● STATED EXERCISE: Go through the data below. List every line that holds the word "займу".

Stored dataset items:
▶

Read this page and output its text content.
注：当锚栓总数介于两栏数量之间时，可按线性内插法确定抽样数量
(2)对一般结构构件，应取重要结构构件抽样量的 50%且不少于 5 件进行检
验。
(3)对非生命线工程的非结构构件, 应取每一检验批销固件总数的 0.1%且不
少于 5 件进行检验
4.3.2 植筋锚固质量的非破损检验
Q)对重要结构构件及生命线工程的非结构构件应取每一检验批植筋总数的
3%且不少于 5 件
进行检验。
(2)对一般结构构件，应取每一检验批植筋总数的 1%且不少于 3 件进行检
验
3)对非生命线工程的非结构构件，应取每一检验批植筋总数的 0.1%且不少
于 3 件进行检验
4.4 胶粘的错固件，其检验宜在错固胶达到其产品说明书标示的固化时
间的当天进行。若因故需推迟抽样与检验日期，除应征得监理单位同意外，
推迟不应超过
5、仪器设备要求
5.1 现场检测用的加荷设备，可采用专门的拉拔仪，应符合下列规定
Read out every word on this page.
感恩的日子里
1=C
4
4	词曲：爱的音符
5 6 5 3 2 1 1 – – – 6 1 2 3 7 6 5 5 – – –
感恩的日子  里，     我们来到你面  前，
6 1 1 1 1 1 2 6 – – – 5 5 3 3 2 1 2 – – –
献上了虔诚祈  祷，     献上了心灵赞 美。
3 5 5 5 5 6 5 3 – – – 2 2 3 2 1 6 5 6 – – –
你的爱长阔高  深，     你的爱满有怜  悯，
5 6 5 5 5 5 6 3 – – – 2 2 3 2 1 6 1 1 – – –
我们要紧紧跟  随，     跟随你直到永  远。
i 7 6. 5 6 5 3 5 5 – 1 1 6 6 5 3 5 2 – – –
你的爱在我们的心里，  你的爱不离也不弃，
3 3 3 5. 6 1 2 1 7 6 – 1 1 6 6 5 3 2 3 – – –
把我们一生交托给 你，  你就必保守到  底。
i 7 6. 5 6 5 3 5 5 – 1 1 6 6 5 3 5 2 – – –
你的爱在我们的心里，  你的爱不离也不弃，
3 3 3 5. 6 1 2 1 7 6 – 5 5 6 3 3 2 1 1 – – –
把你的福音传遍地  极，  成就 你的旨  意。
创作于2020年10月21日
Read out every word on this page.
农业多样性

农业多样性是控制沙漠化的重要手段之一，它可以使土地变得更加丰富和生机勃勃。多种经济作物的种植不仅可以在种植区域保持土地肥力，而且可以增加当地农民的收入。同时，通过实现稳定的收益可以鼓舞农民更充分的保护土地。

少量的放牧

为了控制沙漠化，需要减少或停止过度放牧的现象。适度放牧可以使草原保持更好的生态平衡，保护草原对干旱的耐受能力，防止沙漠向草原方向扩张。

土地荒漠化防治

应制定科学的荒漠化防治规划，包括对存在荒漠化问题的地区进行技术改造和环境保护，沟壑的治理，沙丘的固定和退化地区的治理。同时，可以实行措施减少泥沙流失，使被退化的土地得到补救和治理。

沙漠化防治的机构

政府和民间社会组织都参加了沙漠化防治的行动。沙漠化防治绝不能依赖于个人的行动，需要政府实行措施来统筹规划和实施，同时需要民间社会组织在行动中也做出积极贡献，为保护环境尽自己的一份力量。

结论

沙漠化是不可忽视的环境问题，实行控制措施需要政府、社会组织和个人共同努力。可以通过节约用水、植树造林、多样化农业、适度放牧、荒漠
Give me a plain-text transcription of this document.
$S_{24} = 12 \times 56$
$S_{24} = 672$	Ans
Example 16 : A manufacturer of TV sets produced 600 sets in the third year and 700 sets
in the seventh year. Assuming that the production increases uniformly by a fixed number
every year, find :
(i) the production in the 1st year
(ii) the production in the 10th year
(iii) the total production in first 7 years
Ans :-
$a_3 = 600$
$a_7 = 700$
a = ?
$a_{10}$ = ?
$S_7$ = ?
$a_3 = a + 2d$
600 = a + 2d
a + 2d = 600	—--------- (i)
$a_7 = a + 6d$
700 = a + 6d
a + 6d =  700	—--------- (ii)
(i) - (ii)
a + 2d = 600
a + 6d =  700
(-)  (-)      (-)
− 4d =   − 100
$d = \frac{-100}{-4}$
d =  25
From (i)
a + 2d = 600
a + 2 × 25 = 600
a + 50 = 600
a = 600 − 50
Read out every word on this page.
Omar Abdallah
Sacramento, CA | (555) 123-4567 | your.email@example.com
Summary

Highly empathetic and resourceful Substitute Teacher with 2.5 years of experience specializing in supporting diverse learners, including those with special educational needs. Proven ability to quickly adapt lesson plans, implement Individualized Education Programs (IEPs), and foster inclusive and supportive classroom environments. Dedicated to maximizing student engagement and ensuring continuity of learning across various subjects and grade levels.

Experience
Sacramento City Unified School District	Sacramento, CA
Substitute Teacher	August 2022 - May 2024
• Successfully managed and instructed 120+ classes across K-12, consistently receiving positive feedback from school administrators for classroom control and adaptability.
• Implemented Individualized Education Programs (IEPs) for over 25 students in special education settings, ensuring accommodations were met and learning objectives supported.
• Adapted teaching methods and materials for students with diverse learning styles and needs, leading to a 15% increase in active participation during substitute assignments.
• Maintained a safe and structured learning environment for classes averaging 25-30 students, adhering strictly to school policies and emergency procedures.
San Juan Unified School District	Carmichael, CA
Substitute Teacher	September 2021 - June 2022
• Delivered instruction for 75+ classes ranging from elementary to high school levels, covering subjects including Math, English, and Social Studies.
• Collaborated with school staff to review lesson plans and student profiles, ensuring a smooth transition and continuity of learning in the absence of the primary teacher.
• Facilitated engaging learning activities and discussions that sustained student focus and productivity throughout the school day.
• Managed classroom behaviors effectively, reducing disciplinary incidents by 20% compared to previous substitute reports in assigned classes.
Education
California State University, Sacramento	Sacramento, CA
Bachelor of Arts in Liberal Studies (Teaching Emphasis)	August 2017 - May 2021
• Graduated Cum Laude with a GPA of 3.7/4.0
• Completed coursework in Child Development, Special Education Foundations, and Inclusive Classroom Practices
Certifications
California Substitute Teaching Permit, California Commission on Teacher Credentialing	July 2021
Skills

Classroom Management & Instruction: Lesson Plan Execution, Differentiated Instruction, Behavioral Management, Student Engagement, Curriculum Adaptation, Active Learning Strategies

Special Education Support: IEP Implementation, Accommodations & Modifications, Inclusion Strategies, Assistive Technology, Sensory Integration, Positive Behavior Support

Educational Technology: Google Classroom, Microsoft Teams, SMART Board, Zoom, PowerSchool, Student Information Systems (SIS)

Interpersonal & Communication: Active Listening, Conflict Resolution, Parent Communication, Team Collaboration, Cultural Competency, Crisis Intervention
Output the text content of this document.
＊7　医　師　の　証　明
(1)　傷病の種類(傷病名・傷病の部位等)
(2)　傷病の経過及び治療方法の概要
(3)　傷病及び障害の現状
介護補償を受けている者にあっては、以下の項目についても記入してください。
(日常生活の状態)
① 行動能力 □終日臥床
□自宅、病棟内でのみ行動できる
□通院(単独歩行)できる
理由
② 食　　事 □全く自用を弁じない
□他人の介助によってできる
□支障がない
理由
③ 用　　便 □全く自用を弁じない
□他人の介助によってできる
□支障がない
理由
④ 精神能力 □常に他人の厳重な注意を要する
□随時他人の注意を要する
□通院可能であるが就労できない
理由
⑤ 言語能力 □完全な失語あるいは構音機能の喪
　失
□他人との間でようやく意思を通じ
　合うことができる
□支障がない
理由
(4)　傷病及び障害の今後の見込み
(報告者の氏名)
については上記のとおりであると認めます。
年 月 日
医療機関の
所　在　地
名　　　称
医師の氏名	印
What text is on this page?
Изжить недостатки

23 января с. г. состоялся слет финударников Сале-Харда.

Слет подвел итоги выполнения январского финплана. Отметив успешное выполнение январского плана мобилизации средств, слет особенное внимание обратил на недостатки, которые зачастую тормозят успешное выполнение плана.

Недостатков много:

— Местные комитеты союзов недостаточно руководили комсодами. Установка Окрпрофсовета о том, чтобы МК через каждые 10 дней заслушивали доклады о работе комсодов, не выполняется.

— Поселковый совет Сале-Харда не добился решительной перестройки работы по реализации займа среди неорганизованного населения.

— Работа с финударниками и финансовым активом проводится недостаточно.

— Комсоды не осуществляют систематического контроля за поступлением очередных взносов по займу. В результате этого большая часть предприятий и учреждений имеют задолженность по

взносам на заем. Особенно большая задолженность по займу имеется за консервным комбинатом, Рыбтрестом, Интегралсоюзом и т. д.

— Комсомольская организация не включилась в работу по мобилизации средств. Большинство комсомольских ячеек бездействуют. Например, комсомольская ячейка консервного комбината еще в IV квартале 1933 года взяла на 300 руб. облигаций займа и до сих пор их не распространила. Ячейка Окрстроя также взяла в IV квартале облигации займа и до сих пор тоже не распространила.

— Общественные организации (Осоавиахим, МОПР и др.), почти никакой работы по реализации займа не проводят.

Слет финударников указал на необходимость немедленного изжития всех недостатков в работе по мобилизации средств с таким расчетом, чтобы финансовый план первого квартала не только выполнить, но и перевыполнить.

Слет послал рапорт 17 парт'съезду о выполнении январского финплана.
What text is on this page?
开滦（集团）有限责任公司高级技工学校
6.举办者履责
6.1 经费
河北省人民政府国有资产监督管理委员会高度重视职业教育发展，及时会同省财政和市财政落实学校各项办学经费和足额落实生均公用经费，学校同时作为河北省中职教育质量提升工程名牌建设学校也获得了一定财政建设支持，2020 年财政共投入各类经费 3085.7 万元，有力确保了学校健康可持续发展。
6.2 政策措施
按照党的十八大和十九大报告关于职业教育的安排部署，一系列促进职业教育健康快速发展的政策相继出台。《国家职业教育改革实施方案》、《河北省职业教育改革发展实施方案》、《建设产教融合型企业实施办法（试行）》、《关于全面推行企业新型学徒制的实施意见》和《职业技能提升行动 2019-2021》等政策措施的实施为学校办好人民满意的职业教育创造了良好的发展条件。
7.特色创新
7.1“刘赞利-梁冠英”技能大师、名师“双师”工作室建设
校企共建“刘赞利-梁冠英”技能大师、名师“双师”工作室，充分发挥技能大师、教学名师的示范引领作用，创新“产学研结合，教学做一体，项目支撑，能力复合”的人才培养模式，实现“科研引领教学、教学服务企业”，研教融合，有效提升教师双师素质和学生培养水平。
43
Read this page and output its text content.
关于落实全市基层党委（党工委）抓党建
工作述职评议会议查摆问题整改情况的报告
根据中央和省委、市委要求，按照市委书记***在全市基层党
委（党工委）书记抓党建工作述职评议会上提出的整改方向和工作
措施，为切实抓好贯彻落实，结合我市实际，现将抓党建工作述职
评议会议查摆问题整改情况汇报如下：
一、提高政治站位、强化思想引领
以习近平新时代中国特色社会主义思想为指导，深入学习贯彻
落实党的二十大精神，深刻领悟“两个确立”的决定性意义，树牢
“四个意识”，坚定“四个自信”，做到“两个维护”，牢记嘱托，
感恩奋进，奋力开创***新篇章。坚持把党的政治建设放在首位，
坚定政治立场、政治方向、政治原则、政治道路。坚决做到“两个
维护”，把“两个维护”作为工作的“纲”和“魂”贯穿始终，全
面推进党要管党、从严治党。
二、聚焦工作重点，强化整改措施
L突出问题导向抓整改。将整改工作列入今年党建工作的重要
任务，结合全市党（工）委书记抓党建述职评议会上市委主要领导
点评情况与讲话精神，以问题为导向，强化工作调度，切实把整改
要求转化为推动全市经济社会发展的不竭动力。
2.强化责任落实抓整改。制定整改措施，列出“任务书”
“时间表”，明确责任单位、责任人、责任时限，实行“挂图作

◀

● COMPLETED EXERCISE:
— Комсоды не осуществляют систематического контроля за поступлением очередных взносов по займу. В результате этого большая часть предприятий и учреждений имеют задолженность по
взносам на заем. Особенно большая задолженность по займу имеется за консервным комбинатом, Рыбтрестом, Интегралсоюзом и т. д.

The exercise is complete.